+++ Task material +++

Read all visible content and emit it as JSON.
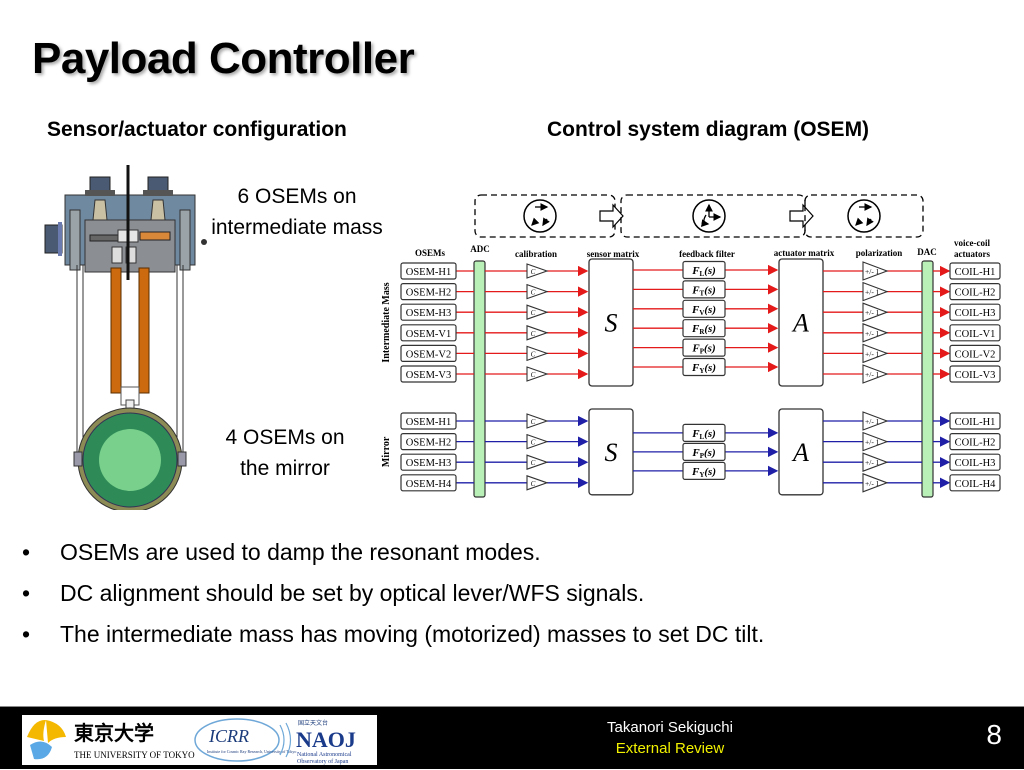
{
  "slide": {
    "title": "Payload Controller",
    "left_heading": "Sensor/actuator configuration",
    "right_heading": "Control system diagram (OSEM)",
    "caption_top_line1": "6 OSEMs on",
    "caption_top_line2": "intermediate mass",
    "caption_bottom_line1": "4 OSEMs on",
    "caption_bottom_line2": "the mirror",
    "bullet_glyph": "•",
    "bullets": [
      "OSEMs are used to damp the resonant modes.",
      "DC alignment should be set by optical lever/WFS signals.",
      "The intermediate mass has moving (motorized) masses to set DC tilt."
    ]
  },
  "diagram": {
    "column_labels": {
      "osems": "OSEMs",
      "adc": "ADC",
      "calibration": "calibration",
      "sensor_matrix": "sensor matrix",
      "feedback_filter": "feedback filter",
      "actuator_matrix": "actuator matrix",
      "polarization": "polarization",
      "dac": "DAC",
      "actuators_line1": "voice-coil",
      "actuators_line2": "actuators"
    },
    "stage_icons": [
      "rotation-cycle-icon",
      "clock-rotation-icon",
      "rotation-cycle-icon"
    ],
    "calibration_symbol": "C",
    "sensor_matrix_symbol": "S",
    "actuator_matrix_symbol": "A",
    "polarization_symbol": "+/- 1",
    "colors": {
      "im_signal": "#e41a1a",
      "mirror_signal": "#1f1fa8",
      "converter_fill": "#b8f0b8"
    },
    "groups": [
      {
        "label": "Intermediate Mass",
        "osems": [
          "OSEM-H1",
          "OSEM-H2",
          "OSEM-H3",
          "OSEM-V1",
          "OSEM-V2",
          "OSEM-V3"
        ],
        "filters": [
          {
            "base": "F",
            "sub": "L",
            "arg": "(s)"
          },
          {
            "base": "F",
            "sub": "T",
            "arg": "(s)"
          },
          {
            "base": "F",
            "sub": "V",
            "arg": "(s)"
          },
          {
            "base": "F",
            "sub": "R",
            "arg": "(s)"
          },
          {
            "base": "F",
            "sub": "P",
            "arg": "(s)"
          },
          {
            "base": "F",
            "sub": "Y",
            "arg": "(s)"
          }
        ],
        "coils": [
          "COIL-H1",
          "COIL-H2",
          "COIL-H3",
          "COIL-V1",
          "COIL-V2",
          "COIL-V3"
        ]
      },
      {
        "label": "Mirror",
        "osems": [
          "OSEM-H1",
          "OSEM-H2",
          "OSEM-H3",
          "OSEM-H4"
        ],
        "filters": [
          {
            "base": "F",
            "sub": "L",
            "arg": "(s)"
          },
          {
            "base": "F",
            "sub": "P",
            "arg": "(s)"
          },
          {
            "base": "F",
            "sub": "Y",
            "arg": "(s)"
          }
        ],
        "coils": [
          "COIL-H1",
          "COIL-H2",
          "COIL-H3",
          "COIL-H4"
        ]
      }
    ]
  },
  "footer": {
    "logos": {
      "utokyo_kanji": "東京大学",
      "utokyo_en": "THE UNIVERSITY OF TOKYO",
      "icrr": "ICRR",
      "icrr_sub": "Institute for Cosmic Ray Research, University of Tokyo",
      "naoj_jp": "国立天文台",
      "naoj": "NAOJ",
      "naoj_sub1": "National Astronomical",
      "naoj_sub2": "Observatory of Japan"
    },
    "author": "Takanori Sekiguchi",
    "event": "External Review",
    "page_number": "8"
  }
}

+++
+++ Task material +++

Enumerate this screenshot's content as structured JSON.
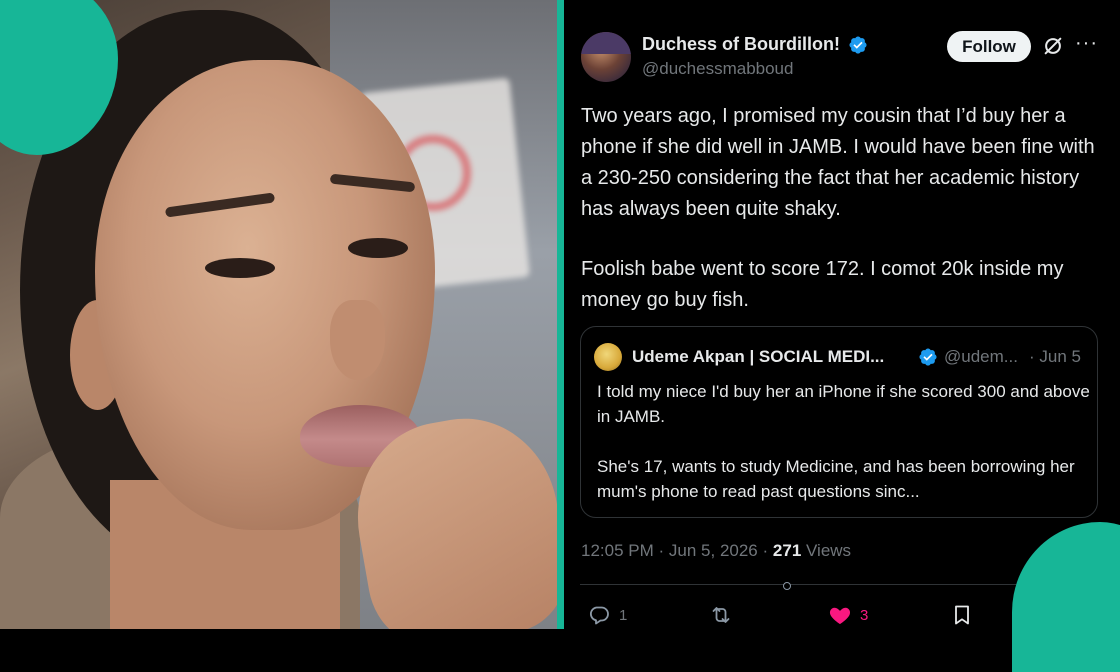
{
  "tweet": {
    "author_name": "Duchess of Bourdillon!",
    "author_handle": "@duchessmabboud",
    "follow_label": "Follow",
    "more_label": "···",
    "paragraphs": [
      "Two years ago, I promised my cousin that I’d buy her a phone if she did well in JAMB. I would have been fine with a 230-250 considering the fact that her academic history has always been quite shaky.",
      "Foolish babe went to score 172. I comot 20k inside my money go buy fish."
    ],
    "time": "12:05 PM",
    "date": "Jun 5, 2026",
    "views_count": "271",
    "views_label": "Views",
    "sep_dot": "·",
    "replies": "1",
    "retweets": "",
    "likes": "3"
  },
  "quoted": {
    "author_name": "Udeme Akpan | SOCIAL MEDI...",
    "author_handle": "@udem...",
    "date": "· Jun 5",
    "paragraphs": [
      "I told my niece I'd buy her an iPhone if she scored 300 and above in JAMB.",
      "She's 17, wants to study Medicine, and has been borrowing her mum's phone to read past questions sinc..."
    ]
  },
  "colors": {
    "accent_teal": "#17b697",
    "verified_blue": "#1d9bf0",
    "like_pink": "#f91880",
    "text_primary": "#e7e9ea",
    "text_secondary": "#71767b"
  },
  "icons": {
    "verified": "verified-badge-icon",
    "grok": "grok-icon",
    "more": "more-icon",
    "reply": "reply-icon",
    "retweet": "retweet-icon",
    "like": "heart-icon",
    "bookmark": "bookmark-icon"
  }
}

+++

**Requirements**
Keep only the lines that hold the string "diagram", and copy them out.

**Written reply**
    "right_heading": "Control system diagram (OSEM)",
  "diagram": {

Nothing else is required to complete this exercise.